Objective —
Repeat every line below exactly as it reads.

begin

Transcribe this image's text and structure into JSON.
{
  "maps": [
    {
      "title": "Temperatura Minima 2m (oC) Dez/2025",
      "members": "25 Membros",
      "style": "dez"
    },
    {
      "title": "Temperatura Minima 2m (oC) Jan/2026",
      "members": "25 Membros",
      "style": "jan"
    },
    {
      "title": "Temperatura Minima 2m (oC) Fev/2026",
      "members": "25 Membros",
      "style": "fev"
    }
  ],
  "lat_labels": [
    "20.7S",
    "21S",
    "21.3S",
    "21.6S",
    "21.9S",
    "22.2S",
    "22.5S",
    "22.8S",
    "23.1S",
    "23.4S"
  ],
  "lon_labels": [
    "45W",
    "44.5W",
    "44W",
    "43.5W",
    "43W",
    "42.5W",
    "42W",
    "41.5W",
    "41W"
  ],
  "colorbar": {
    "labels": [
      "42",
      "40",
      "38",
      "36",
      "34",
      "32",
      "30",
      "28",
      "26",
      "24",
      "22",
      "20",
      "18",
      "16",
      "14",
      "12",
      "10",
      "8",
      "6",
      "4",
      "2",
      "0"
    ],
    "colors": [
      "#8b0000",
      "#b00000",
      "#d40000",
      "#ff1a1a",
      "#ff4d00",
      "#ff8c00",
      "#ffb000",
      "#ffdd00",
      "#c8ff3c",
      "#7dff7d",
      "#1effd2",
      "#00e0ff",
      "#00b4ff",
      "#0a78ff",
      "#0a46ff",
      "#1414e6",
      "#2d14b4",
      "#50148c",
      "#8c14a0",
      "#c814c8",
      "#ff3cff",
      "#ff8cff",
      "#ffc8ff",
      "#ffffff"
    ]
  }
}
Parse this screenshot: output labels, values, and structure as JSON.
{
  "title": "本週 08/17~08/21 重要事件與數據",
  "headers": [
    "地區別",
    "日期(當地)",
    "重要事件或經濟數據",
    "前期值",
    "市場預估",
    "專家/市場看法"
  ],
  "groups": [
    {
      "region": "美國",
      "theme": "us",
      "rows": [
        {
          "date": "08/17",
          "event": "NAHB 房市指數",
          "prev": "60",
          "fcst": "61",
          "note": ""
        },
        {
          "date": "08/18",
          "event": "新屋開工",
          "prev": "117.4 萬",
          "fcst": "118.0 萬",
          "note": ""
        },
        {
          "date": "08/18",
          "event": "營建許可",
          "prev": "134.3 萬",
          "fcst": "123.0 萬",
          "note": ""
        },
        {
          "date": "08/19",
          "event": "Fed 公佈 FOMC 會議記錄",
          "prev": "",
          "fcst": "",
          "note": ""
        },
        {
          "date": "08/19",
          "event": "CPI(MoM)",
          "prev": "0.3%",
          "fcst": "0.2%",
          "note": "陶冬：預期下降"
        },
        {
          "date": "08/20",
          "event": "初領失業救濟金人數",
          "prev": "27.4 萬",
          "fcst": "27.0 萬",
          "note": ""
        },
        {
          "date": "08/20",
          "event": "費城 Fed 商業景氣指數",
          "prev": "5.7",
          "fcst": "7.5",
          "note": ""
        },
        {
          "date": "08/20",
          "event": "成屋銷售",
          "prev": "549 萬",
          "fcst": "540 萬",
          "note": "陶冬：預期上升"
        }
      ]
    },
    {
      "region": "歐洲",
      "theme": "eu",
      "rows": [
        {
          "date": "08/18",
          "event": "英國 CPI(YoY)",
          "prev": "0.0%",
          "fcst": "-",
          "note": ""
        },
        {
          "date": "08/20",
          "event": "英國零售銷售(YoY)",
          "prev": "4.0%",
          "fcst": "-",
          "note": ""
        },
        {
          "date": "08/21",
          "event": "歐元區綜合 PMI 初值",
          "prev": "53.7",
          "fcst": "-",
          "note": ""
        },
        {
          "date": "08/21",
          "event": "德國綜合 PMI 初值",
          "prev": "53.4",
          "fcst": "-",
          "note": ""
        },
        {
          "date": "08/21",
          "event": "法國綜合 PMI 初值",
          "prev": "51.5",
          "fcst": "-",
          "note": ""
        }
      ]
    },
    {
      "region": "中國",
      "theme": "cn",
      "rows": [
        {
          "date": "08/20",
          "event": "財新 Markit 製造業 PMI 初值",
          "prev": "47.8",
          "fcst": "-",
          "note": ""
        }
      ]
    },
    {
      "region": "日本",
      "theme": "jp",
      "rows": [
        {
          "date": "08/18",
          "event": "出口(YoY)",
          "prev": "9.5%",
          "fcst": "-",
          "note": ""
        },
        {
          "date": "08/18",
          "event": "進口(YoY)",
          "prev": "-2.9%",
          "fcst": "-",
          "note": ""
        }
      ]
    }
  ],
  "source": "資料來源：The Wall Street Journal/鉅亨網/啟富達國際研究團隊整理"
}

end

Answer to this task —
Transcribe this image's text and structure into JSON.
{
  "maps": [
    {
      "title": "Temperatura Minima 2m (oC) Dez/2025",
      "members": "25 Membros",
      "style": "dez"
    },
    {
      "title": "Temperatura Minima 2m (oC) Jan/2026",
      "members": "25 Membros",
      "style": "jan"
    },
    {
      "title": "Temperatura Minima 2m (oC) Fev/2026",
      "members": "25 Membros",
      "style": "fev"
    }
  ],
  "lat_labels": [
    "20.7S",
    "21S",
    "21.3S",
    "21.6S",
    "21.9S",
    "22.2S",
    "22.5S",
    "22.8S",
    "23.1S",
    "23.4S"
  ],
  "lon_labels": [
    "45W",
    "44.5W",
    "44W",
    "43.5W",
    "43W",
    "42.5W",
    "42W",
    "41.5W",
    "41W"
  ],
  "colorbar": {
    "labels": [
      "42",
      "40",
      "38",
      "36",
      "34",
      "32",
      "30",
      "28",
      "26",
      "24",
      "22",
      "20",
      "18",
      "16",
      "14",
      "12",
      "10",
      "8",
      "6",
      "4",
      "2",
      "0"
    ],
    "colors": [
      "#8b0000",
      "#b00000",
      "#d40000",
      "#ff1a1a",
      "#ff4d00",
      "#ff8c00",
      "#ffb000",
      "#ffdd00",
      "#c8ff3c",
      "#7dff7d",
      "#1effd2",
      "#00e0ff",
      "#00b4ff",
      "#0a78ff",
      "#0a46ff",
      "#1414e6",
      "#2d14b4",
      "#50148c",
      "#8c14a0",
      "#c814c8",
      "#ff3cff",
      "#ff8cff",
      "#ffc8ff",
      "#ffffff"
    ]
  }
}
Parse this screenshot: output labels, values, and structure as JSON.
{
  "title": "本週 08/17~08/21 重要事件與數據",
  "headers": [
    "地區別",
    "日期(當地)",
    "重要事件或經濟數據",
    "前期值",
    "市場預估",
    "專家/市場看法"
  ],
  "groups": [
    {
      "region": "美國",
      "theme": "us",
      "rows": [
        {
          "date": "08/17",
          "event": "NAHB 房市指數",
          "prev": "60",
          "fcst": "61",
          "note": ""
        },
        {
          "date": "08/18",
          "event": "新屋開工",
          "prev": "117.4 萬",
          "fcst": "118.0 萬",
          "note": ""
        },
        {
          "date": "08/18",
          "event": "營建許可",
          "prev": "134.3 萬",
          "fcst": "123.0 萬",
          "note": ""
        },
        {
          "date": "08/19",
          "event": "Fed 公佈 FOMC 會議記錄",
          "prev": "",
          "fcst": "",
          "note": ""
        },
        {
          "date": "08/19",
          "event": "CPI(MoM)",
          "prev": "0.3%",
          "fcst": "0.2%",
          "note": "陶冬：預期下降"
        },
        {
          "date": "08/20",
          "event": "初領失業救濟金人數",
          "prev": "27.4 萬",
          "fcst": "27.0 萬",
          "note": ""
        },
        {
          "date": "08/20",
          "event": "費城 Fed 商業景氣指數",
          "prev": "5.7",
          "fcst": "7.5",
          "note": ""
        },
        {
          "date": "08/20",
          "event": "成屋銷售",
          "prev": "549 萬",
          "fcst": "540 萬",
          "note": "陶冬：預期上升"
        }
      ]
    },
    {
      "region": "歐洲",
      "theme": "eu",
      "rows": [
        {
          "date": "08/18",
          "event": "英國 CPI(YoY)",
          "prev": "0.0%",
          "fcst": "-",
          "note": ""
        },
        {
          "date": "08/20",
          "event": "英國零售銷售(YoY)",
          "prev": "4.0%",
          "fcst": "-",
          "note": ""
        },
        {
          "date": "08/21",
          "event": "歐元區綜合 PMI 初值",
          "prev": "53.7",
          "fcst": "-",
          "note": ""
        },
        {
          "date": "08/21",
          "event": "德國綜合 PMI 初值",
          "prev": "53.4",
          "fcst": "-",
          "note": ""
        },
        {
          "date": "08/21",
          "event": "法國綜合 PMI 初值",
          "prev": "51.5",
          "fcst": "-",
          "note": ""
        }
      ]
    },
    {
      "region": "中國",
      "theme": "cn",
      "rows": [
        {
          "date": "08/20",
          "event": "財新 Markit 製造業 PMI 初值",
          "prev": "47.8",
          "fcst": "-",
          "note": ""
        }
      ]
    },
    {
      "region": "日本",
      "theme": "jp",
      "rows": [
        {
          "date": "08/18",
          "event": "出口(YoY)",
          "prev": "9.5%",
          "fcst": "-",
          "note": ""
        },
        {
          "date": "08/18",
          "event": "進口(YoY)",
          "prev": "-2.9%",
          "fcst": "-",
          "note": ""
        }
      ]
    }
  ],
  "source": "資料來源：The Wall Street Journal/鉅亨網/啟富達國際研究團隊整理"
}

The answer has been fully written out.